*EXERCISE INPUTS*:
----

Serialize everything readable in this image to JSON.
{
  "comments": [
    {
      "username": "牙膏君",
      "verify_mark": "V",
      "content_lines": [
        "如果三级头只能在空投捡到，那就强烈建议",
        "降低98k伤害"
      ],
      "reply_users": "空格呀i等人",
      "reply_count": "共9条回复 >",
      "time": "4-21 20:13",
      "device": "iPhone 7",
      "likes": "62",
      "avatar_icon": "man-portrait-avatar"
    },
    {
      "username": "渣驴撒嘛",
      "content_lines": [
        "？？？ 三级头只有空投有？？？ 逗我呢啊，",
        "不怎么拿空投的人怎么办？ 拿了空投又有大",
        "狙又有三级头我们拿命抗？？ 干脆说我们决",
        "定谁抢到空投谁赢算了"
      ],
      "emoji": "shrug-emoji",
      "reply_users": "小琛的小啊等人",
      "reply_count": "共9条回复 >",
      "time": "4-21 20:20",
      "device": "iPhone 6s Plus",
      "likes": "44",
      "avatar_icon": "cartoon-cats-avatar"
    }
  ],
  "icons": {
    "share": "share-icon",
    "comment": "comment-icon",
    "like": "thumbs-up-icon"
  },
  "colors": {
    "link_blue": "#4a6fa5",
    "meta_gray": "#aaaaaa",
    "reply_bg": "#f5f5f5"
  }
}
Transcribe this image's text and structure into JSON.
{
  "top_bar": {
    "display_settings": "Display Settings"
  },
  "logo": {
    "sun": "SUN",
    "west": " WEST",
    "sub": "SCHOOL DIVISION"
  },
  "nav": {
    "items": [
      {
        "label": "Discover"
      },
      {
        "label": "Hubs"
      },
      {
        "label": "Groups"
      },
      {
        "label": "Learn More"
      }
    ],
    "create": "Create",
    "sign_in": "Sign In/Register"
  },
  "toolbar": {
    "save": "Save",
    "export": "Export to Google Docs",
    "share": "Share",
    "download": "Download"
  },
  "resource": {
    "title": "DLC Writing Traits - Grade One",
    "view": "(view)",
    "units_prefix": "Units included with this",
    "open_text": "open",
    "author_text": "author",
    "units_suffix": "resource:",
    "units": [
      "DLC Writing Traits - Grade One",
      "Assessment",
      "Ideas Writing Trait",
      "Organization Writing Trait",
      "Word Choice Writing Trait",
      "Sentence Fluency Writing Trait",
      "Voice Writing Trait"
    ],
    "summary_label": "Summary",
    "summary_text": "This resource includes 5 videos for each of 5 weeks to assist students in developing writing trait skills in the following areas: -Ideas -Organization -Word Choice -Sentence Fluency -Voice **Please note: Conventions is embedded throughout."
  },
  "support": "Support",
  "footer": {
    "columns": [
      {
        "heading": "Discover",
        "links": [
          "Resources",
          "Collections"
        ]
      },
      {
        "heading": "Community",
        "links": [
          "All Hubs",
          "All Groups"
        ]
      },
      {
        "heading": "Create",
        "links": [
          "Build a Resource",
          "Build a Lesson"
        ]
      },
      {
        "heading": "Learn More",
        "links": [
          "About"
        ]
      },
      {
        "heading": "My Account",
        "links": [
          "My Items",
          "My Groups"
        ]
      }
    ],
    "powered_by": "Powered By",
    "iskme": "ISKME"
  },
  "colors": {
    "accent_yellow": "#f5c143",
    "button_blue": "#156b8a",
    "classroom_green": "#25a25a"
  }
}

----

*WHAT TO DO*: Output the whole listing above again, word for word.

*RESPONSE TO THE TASK*:
Serialize everything readable in this image to JSON.
{
  "comments": [
    {
      "username": "牙膏君",
      "verify_mark": "V",
      "content_lines": [
        "如果三级头只能在空投捡到，那就强烈建议",
        "降低98k伤害"
      ],
      "reply_users": "空格呀i等人",
      "reply_count": "共9条回复 >",
      "time": "4-21 20:13",
      "device": "iPhone 7",
      "likes": "62",
      "avatar_icon": "man-portrait-avatar"
    },
    {
      "username": "渣驴撒嘛",
      "content_lines": [
        "？？？ 三级头只有空投有？？？ 逗我呢啊，",
        "不怎么拿空投的人怎么办？ 拿了空投又有大",
        "狙又有三级头我们拿命抗？？ 干脆说我们决",
        "定谁抢到空投谁赢算了"
      ],
      "emoji": "shrug-emoji",
      "reply_users": "小琛的小啊等人",
      "reply_count": "共9条回复 >",
      "time": "4-21 20:20",
      "device": "iPhone 6s Plus",
      "likes": "44",
      "avatar_icon": "cartoon-cats-avatar"
    }
  ],
  "icons": {
    "share": "share-icon",
    "comment": "comment-icon",
    "like": "thumbs-up-icon"
  },
  "colors": {
    "link_blue": "#4a6fa5",
    "meta_gray": "#aaaaaa",
    "reply_bg": "#f5f5f5"
  }
}
Transcribe this image's text and structure into JSON.
{
  "top_bar": {
    "display_settings": "Display Settings"
  },
  "logo": {
    "sun": "SUN",
    "west": " WEST",
    "sub": "SCHOOL DIVISION"
  },
  "nav": {
    "items": [
      {
        "label": "Discover"
      },
      {
        "label": "Hubs"
      },
      {
        "label": "Groups"
      },
      {
        "label": "Learn More"
      }
    ],
    "create": "Create",
    "sign_in": "Sign In/Register"
  },
  "toolbar": {
    "save": "Save",
    "export": "Export to Google Docs",
    "share": "Share",
    "download": "Download"
  },
  "resource": {
    "title": "DLC Writing Traits - Grade One",
    "view": "(view)",
    "units_prefix": "Units included with this",
    "open_text": "open",
    "author_text": "author",
    "units_suffix": "resource:",
    "units": [
      "DLC Writing Traits - Grade One",
      "Assessment",
      "Ideas Writing Trait",
      "Organization Writing Trait",
      "Word Choice Writing Trait",
      "Sentence Fluency Writing Trait",
      "Voice Writing Trait"
    ],
    "summary_label": "Summary",
    "summary_text": "This resource includes 5 videos for each of 5 weeks to assist students in developing writing trait skills in the following areas: -Ideas -Organization -Word Choice -Sentence Fluency -Voice **Please note: Conventions is embedded throughout."
  },
  "support": "Support",
  "footer": {
    "columns": [
      {
        "heading": "Discover",
        "links": [
          "Resources",
          "Collections"
        ]
      },
      {
        "heading": "Community",
        "links": [
          "All Hubs",
          "All Groups"
        ]
      },
      {
        "heading": "Create",
        "links": [
          "Build a Resource",
          "Build a Lesson"
        ]
      },
      {
        "heading": "Learn More",
        "links": [
          "About"
        ]
      },
      {
        "heading": "My Account",
        "links": [
          "My Items",
          "My Groups"
        ]
      }
    ],
    "powered_by": "Powered By",
    "iskme": "ISKME"
  },
  "colors": {
    "accent_yellow": "#f5c143",
    "button_blue": "#156b8a",
    "classroom_green": "#25a25a"
  }
}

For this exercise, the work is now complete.